**The records:**

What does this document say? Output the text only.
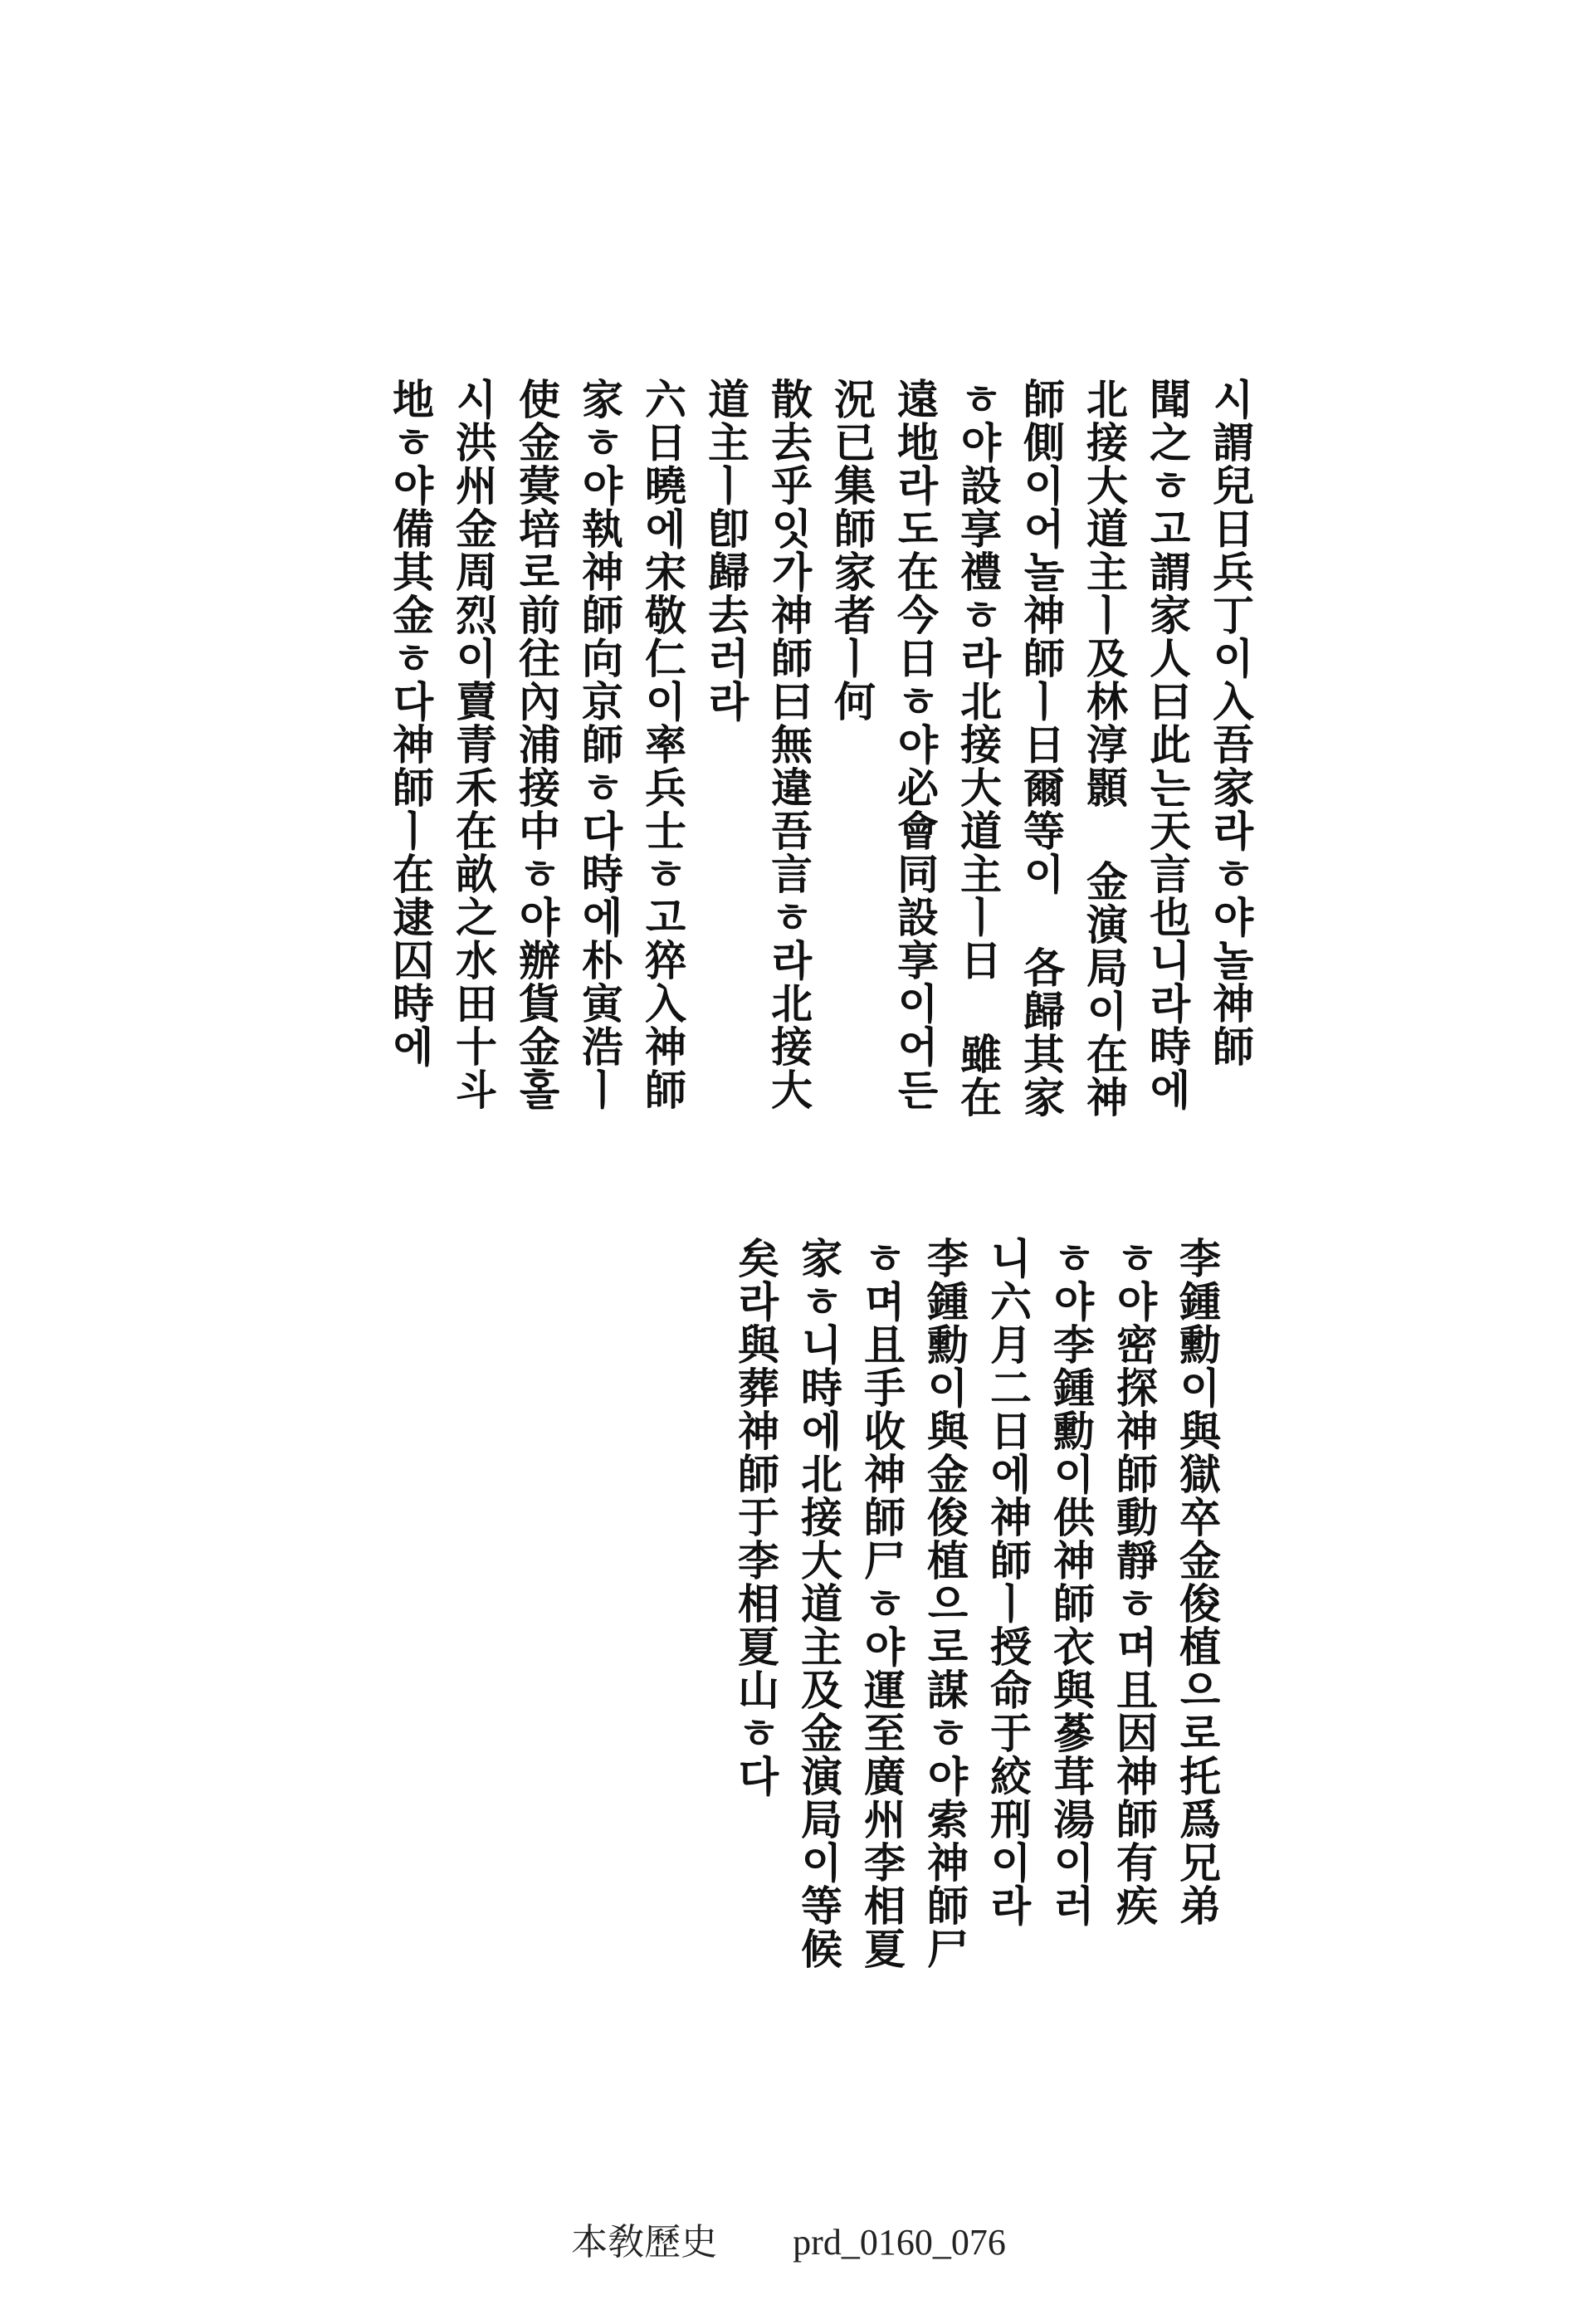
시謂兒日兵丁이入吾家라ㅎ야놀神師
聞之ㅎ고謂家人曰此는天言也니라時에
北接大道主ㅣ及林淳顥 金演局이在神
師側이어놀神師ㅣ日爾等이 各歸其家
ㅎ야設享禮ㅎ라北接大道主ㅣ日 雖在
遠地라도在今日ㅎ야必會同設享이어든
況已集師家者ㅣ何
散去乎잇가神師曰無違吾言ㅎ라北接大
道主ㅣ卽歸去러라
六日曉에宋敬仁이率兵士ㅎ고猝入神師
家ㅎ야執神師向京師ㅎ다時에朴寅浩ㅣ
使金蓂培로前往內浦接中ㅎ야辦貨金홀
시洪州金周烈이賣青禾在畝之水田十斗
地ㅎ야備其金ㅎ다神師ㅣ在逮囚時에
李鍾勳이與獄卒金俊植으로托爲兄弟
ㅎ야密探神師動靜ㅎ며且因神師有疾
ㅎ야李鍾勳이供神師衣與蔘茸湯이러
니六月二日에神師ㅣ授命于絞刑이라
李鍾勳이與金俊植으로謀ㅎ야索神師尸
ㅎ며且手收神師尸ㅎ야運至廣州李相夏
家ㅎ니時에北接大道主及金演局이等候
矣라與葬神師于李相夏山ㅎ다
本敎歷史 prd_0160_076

--

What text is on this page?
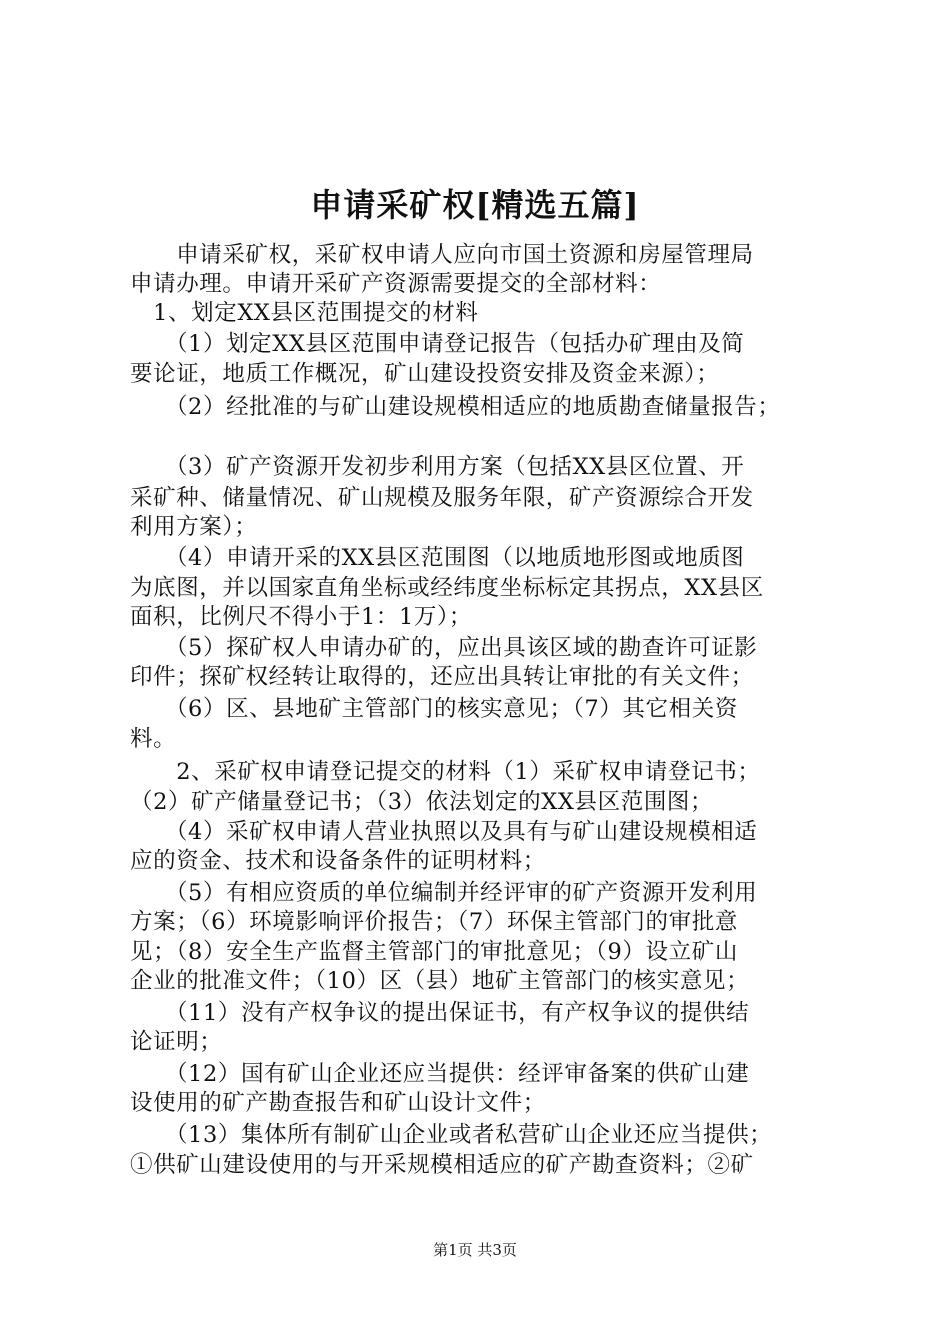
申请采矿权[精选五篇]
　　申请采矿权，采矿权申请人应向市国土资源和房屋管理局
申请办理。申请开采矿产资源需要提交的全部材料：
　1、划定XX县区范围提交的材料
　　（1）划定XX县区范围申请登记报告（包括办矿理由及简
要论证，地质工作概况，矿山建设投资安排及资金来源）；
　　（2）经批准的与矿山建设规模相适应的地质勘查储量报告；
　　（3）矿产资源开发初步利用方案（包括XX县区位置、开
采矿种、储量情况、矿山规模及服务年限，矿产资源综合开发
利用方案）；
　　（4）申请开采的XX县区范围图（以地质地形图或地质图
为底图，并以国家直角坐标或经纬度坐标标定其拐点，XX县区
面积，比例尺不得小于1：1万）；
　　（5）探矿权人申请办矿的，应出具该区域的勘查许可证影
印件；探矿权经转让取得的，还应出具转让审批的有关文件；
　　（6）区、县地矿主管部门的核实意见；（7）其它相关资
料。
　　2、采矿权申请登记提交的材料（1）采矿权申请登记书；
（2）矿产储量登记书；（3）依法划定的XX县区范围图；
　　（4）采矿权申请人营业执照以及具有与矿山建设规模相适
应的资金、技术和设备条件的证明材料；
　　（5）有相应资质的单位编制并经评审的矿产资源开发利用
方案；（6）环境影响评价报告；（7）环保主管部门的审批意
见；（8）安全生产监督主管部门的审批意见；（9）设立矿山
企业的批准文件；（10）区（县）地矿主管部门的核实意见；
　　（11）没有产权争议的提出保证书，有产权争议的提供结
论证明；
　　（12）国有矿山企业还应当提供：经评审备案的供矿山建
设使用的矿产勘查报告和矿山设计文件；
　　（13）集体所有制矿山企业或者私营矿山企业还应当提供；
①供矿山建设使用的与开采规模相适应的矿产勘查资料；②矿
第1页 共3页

--

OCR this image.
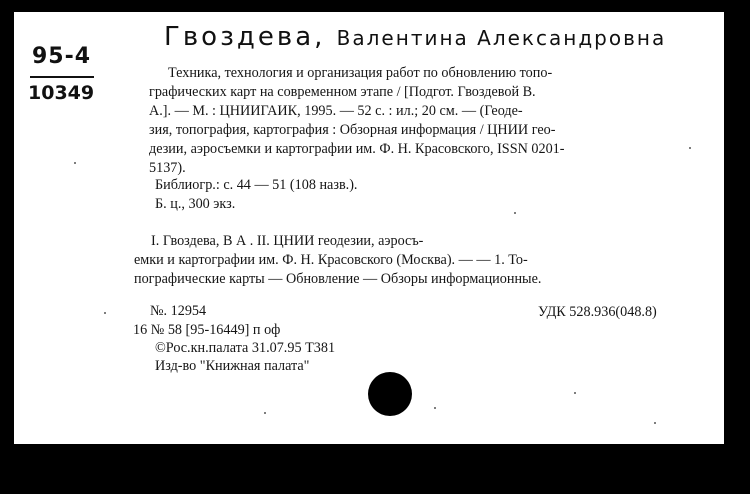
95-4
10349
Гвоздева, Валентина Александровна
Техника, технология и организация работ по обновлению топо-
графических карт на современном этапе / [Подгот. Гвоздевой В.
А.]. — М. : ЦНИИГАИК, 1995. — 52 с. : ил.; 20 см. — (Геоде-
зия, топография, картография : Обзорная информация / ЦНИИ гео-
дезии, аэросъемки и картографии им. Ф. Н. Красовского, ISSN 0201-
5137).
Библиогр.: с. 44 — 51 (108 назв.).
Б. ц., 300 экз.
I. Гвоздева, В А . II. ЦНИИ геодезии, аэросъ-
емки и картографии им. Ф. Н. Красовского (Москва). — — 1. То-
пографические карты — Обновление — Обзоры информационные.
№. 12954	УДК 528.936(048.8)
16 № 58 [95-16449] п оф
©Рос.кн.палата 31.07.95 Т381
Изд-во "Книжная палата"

**Task instructions:** Working from the entries above, return all lines that contain "text".

**Finished exercise:**
What does this document say? Output the text only.
What text is on this page?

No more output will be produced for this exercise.